» Description of the task: Quote all of the entries word for word.

↓

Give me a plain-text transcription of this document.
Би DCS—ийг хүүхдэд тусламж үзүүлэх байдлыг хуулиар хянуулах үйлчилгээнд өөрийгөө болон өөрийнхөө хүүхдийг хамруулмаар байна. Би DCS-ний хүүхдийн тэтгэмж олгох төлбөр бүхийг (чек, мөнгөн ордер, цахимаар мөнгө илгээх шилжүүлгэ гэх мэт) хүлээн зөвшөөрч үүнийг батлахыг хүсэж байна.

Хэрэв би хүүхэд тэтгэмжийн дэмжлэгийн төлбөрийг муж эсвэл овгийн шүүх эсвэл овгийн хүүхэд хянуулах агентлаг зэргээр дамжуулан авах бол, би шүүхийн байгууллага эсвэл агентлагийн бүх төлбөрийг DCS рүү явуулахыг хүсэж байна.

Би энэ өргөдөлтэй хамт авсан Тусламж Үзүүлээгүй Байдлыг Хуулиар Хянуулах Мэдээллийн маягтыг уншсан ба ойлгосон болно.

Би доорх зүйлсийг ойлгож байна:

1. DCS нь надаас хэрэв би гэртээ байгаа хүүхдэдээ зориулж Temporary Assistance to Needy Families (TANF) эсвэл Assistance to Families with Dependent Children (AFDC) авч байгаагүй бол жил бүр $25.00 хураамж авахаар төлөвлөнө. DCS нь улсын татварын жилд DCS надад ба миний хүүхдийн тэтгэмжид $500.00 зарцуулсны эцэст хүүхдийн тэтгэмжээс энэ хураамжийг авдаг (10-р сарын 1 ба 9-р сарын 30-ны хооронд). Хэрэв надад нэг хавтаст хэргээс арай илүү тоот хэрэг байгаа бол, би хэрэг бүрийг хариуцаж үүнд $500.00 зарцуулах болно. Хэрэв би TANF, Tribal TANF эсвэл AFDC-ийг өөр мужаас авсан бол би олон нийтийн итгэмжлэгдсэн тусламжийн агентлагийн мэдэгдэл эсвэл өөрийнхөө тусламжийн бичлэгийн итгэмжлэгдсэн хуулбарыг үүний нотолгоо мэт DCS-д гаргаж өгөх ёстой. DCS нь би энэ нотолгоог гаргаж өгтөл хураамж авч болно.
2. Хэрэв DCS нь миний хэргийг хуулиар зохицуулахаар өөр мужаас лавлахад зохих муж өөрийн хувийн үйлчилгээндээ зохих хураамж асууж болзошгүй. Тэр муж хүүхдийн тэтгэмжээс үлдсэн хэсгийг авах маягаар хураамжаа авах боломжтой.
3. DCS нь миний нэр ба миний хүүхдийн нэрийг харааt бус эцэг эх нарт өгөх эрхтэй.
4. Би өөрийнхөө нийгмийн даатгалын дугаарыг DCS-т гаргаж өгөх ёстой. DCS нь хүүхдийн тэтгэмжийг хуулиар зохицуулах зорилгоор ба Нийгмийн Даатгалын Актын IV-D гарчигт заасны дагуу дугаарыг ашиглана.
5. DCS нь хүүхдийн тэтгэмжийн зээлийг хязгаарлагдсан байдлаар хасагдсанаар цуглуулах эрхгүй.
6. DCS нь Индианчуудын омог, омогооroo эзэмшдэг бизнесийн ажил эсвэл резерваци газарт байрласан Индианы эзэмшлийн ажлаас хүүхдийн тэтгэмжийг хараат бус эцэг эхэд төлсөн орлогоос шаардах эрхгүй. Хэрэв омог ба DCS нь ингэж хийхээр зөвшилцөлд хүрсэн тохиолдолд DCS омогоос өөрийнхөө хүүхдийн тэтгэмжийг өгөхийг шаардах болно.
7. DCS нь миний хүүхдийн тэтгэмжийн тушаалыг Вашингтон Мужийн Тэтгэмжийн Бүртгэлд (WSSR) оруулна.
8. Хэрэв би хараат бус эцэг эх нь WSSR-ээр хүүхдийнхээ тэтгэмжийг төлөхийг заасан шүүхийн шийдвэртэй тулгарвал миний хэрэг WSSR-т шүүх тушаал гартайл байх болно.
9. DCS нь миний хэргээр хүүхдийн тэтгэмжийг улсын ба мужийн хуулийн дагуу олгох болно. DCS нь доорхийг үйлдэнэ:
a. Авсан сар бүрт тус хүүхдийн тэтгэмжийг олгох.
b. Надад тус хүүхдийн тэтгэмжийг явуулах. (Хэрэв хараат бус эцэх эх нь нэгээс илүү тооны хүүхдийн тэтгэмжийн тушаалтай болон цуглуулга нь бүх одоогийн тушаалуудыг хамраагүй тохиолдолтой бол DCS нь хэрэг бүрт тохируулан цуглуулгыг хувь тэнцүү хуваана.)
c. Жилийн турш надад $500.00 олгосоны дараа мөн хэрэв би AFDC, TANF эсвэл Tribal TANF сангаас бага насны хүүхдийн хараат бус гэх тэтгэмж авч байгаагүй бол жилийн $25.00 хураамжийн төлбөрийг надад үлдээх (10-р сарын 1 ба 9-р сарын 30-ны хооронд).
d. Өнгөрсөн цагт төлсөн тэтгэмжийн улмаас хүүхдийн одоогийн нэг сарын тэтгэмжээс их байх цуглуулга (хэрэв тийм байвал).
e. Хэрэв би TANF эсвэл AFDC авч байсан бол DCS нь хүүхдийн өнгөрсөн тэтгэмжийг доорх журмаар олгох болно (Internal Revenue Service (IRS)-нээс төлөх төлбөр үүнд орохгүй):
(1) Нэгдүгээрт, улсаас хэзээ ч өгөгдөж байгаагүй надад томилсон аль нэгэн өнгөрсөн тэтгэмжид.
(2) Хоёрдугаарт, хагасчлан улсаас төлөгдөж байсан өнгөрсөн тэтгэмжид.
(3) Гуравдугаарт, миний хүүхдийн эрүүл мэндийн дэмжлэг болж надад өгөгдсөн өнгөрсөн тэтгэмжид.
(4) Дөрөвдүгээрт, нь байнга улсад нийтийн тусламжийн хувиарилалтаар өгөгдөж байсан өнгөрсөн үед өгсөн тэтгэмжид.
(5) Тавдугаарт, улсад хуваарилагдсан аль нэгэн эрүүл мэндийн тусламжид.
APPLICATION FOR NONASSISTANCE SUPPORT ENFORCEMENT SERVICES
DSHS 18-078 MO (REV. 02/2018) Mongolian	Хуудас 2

↑

» Exercise output:
Give me a plain-text transcription of this document.
Би DCS—ийг хүүхдэд тусламж үзүүлэх байдлыг хуулиар хянуулах үйлчилгээнд өөрийгөө болон өөрийнхөө хүүхдийг хамруулмаар байна. Би DCS-ний хүүхдийн тэтгэмж олгох төлбөр бүхийг (чек, мөнгөн ордер, цахимаар мөнгө илгээх шилжүүлгэ гэх мэт) хүлээн зөвшөөрч үүнийг батлахыг хүсэж байна.

Хэрэв би хүүхэд тэтгэмжийн дэмжлэгийн төлбөрийг муж эсвэл овгийн шүүх эсвэл овгийн хүүхэд хянуулах агентлаг зэргээр дамжуулан авах бол, би шүүхийн байгууллага эсвэл агентлагийн бүх төлбөрийг DCS рүү явуулахыг хүсэж байна.

Би энэ өргөдөлтэй хамт авсан Тусламж Үзүүлээгүй Байдлыг Хуулиар Хянуулах Мэдээллийн маягтыг уншсан ба ойлгосон болно.

Би доорх зүйлсийг ойлгож байна:

1. DCS нь надаас хэрэв би гэртээ байгаа хүүхдэдээ зориулж Temporary Assistance to Needy Families (TANF) эсвэл Assistance to Families with Dependent Children (AFDC) авч байгаагүй бол жил бүр $25.00 хураамж авахаар төлөвлөнө. DCS нь улсын татварын жилд DCS надад ба миний хүүхдийн тэтгэмжид $500.00 зарцуулсны эцэст хүүхдийн тэтгэмжээс энэ хураамжийг авдаг (10-р сарын 1 ба 9-р сарын 30-ны хооронд). Хэрэв надад нэг хавтаст хэргээс арай илүү тоот хэрэг байгаа бол, би хэрэг бүрийг хариуцаж үүнд $500.00 зарцуулах болно. Хэрэв би TANF, Tribal TANF эсвэл AFDC-ийг өөр мужаас авсан бол би олон нийтийн итгэмжлэгдсэн тусламжийн агентлагийн мэдэгдэл эсвэл өөрийнхөө тусламжийн бичлэгийн итгэмжлэгдсэн хуулбарыг үүний нотолгоо мэт DCS-д гаргаж өгөх ёстой. DCS нь би энэ нотолгоог гаргаж өгтөл хураамж авч болно.
2. Хэрэв DCS нь миний хэргийг хуулиар зохицуулахаар өөр мужаас лавлахад зохих муж өөрийн хувийн үйлчилгээндээ зохих хураамж асууж болзошгүй. Тэр муж хүүхдийн тэтгэмжээс үлдсэн хэсгийг авах маягаар хураамжаа авах боломжтой.
3. DCS нь миний нэр ба миний хүүхдийн нэрийг харааt бус эцэг эх нарт өгөх эрхтэй.
4. Би өөрийнхөө нийгмийн даатгалын дугаарыг DCS-т гаргаж өгөх ёстой. DCS нь хүүхдийн тэтгэмжийг хуулиар зохицуулах зорилгоор ба Нийгмийн Даатгалын Актын IV-D гарчигт заасны дагуу дугаарыг ашиглана.
5. DCS нь хүүхдийн тэтгэмжийн зээлийг хязгаарлагдсан байдлаар хасагдсанаар цуглуулах эрхгүй.
6. DCS нь Индианчуудын омог, омогооroo эзэмшдэг бизнесийн ажил эсвэл резерваци газарт байрласан Индианы эзэмшлийн ажлаас хүүхдийн тэтгэмжийг хараат бус эцэг эхэд төлсөн орлогоос шаардах эрхгүй. Хэрэв омог ба DCS нь ингэж хийхээр зөвшилцөлд хүрсэн тохиолдолд DCS омогоос өөрийнхөө хүүхдийн тэтгэмжийг өгөхийг шаардах болно.
7. DCS нь миний хүүхдийн тэтгэмжийн тушаалыг Вашингтон Мужийн Тэтгэмжийн Бүртгэлд (WSSR) оруулна.
8. Хэрэв би хараат бус эцэг эх нь WSSR-ээр хүүхдийнхээ тэтгэмжийг төлөхийг заасан шүүхийн шийдвэртэй тулгарвал миний хэрэг WSSR-т шүүх тушаал гартайл байх болно.
9. DCS нь миний хэргээр хүүхдийн тэтгэмжийг улсын ба мужийн хуулийн дагуу олгох болно. DCS нь доорхийг үйлдэнэ:
a. Авсан сар бүрт тус хүүхдийн тэтгэмжийг олгох.
b. Надад тус хүүхдийн тэтгэмжийг явуулах. (Хэрэв хараат бус эцэх эх нь нэгээс илүү тооны хүүхдийн тэтгэмжийн тушаалтай болон цуглуулга нь бүх одоогийн тушаалуудыг хамраагүй тохиолдолтой бол DCS нь хэрэг бүрт тохируулан цуглуулгыг хувь тэнцүү хуваана.)
c. Жилийн турш надад $500.00 олгосоны дараа мөн хэрэв би AFDC, TANF эсвэл Tribal TANF сангаас бага насны хүүхдийн хараат бус гэх тэтгэмж авч байгаагүй бол жилийн $25.00 хураамжийн төлбөрийг надад үлдээх (10-р сарын 1 ба 9-р сарын 30-ны хооронд).
d. Өнгөрсөн цагт төлсөн тэтгэмжийн улмаас хүүхдийн одоогийн нэг сарын тэтгэмжээс их байх цуглуулга (хэрэв тийм байвал).
e. Хэрэв би TANF эсвэл AFDC авч байсан бол DCS нь хүүхдийн өнгөрсөн тэтгэмжийг доорх журмаар олгох болно (Internal Revenue Service (IRS)-нээс төлөх төлбөр үүнд орохгүй):
(1) Нэгдүгээрт, улсаас хэзээ ч өгөгдөж байгаагүй надад томилсон аль нэгэн өнгөрсөн тэтгэмжид.
(2) Хоёрдугаарт, хагасчлан улсаас төлөгдөж байсан өнгөрсөн тэтгэмжид.
(3) Гуравдугаарт, миний хүүхдийн эрүүл мэндийн дэмжлэг болж надад өгөгдсөн өнгөрсөн тэтгэмжид.
(4) Дөрөвдүгээрт, нь байнга улсад нийтийн тусламжийн хувиарилалтаар өгөгдөж байсан өнгөрсөн үед өгсөн тэтгэмжид.
(5) Тавдугаарт, улсад хуваарилагдсан аль нэгэн эрүүл мэндийн тусламжид.
APPLICATION FOR NONASSISTANCE SUPPORT ENFORCEMENT SERVICES
DSHS 18-078 MO (REV. 02/2018) Mongolian	Хуудас 2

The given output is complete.